> **MATERIALS PROVIDED**
* * * * *

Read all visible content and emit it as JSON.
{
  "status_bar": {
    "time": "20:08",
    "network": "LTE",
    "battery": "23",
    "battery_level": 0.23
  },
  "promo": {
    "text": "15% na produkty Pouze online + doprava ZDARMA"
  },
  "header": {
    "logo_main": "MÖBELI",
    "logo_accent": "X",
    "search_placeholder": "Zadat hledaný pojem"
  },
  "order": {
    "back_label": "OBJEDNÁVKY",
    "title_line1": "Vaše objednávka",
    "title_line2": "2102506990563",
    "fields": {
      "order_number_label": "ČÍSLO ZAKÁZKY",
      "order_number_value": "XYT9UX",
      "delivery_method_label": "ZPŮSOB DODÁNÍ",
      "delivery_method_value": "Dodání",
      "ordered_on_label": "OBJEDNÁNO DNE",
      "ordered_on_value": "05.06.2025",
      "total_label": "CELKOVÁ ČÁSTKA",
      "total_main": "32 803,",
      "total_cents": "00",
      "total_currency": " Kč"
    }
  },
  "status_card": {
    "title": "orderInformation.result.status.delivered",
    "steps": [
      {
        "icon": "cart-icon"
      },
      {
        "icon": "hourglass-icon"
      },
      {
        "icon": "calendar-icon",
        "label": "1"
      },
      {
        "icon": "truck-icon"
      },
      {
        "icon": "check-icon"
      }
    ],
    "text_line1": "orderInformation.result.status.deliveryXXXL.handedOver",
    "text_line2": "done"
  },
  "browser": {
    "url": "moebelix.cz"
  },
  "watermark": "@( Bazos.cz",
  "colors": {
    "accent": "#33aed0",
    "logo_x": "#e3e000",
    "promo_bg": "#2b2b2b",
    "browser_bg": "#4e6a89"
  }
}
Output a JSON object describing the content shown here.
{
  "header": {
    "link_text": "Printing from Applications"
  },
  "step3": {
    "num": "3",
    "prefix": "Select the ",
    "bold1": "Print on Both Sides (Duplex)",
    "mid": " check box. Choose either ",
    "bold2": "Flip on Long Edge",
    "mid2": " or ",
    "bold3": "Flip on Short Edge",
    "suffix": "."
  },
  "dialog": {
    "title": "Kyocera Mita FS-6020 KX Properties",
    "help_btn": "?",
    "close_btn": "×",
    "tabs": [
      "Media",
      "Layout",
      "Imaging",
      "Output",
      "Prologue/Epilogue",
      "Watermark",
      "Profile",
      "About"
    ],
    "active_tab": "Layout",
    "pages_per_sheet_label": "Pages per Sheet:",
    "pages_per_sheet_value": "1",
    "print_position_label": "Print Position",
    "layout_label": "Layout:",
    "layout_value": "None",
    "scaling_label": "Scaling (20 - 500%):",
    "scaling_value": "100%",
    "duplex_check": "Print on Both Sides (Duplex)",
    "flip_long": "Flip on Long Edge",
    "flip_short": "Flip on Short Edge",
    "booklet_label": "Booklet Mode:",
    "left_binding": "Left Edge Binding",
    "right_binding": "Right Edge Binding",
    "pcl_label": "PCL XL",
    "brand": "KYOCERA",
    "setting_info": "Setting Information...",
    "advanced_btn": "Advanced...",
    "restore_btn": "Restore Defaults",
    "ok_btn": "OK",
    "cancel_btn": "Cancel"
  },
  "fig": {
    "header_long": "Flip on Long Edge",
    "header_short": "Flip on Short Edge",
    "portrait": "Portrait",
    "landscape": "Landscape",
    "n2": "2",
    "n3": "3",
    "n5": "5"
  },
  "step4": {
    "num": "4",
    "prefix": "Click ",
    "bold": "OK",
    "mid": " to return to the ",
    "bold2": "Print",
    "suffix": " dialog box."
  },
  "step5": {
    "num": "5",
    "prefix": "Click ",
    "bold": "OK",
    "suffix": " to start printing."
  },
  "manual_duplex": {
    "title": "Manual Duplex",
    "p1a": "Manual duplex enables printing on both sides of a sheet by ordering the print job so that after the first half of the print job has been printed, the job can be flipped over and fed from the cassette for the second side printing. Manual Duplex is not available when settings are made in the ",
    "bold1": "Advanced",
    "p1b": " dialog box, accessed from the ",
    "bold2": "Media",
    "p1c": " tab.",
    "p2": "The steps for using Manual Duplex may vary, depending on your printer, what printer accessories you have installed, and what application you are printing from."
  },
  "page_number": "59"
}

* * * * *

Copy all the entries verbatim.

> **WRITTEN RESPONSE**
Read all visible content and emit it as JSON.
{
  "status_bar": {
    "time": "20:08",
    "network": "LTE",
    "battery": "23",
    "battery_level": 0.23
  },
  "promo": {
    "text": "15% na produkty Pouze online + doprava ZDARMA"
  },
  "header": {
    "logo_main": "MÖBELI",
    "logo_accent": "X",
    "search_placeholder": "Zadat hledaný pojem"
  },
  "order": {
    "back_label": "OBJEDNÁVKY",
    "title_line1": "Vaše objednávka",
    "title_line2": "2102506990563",
    "fields": {
      "order_number_label": "ČÍSLO ZAKÁZKY",
      "order_number_value": "XYT9UX",
      "delivery_method_label": "ZPŮSOB DODÁNÍ",
      "delivery_method_value": "Dodání",
      "ordered_on_label": "OBJEDNÁNO DNE",
      "ordered_on_value": "05.06.2025",
      "total_label": "CELKOVÁ ČÁSTKA",
      "total_main": "32 803,",
      "total_cents": "00",
      "total_currency": " Kč"
    }
  },
  "status_card": {
    "title": "orderInformation.result.status.delivered",
    "steps": [
      {
        "icon": "cart-icon"
      },
      {
        "icon": "hourglass-icon"
      },
      {
        "icon": "calendar-icon",
        "label": "1"
      },
      {
        "icon": "truck-icon"
      },
      {
        "icon": "check-icon"
      }
    ],
    "text_line1": "orderInformation.result.status.deliveryXXXL.handedOver",
    "text_line2": "done"
  },
  "browser": {
    "url": "moebelix.cz"
  },
  "watermark": "@( Bazos.cz",
  "colors": {
    "accent": "#33aed0",
    "logo_x": "#e3e000",
    "promo_bg": "#2b2b2b",
    "browser_bg": "#4e6a89"
  }
}
Output a JSON object describing the content shown here.
{
  "header": {
    "link_text": "Printing from Applications"
  },
  "step3": {
    "num": "3",
    "prefix": "Select the ",
    "bold1": "Print on Both Sides (Duplex)",
    "mid": " check box. Choose either ",
    "bold2": "Flip on Long Edge",
    "mid2": " or ",
    "bold3": "Flip on Short Edge",
    "suffix": "."
  },
  "dialog": {
    "title": "Kyocera Mita FS-6020 KX Properties",
    "help_btn": "?",
    "close_btn": "×",
    "tabs": [
      "Media",
      "Layout",
      "Imaging",
      "Output",
      "Prologue/Epilogue",
      "Watermark",
      "Profile",
      "About"
    ],
    "active_tab": "Layout",
    "pages_per_sheet_label": "Pages per Sheet:",
    "pages_per_sheet_value": "1",
    "print_position_label": "Print Position",
    "layout_label": "Layout:",
    "layout_value": "None",
    "scaling_label": "Scaling (20 - 500%):",
    "scaling_value": "100%",
    "duplex_check": "Print on Both Sides (Duplex)",
    "flip_long": "Flip on Long Edge",
    "flip_short": "Flip on Short Edge",
    "booklet_label": "Booklet Mode:",
    "left_binding": "Left Edge Binding",
    "right_binding": "Right Edge Binding",
    "pcl_label": "PCL XL",
    "brand": "KYOCERA",
    "setting_info": "Setting Information...",
    "advanced_btn": "Advanced...",
    "restore_btn": "Restore Defaults",
    "ok_btn": "OK",
    "cancel_btn": "Cancel"
  },
  "fig": {
    "header_long": "Flip on Long Edge",
    "header_short": "Flip on Short Edge",
    "portrait": "Portrait",
    "landscape": "Landscape",
    "n2": "2",
    "n3": "3",
    "n5": "5"
  },
  "step4": {
    "num": "4",
    "prefix": "Click ",
    "bold": "OK",
    "mid": " to return to the ",
    "bold2": "Print",
    "suffix": " dialog box."
  },
  "step5": {
    "num": "5",
    "prefix": "Click ",
    "bold": "OK",
    "suffix": " to start printing."
  },
  "manual_duplex": {
    "title": "Manual Duplex",
    "p1a": "Manual duplex enables printing on both sides of a sheet by ordering the print job so that after the first half of the print job has been printed, the job can be flipped over and fed from the cassette for the second side printing. Manual Duplex is not available when settings are made in the ",
    "bold1": "Advanced",
    "p1b": " dialog box, accessed from the ",
    "bold2": "Media",
    "p1c": " tab.",
    "p2": "The steps for using Manual Duplex may vary, depending on your printer, what printer accessories you have installed, and what application you are printing from."
  },
  "page_number": "59"
}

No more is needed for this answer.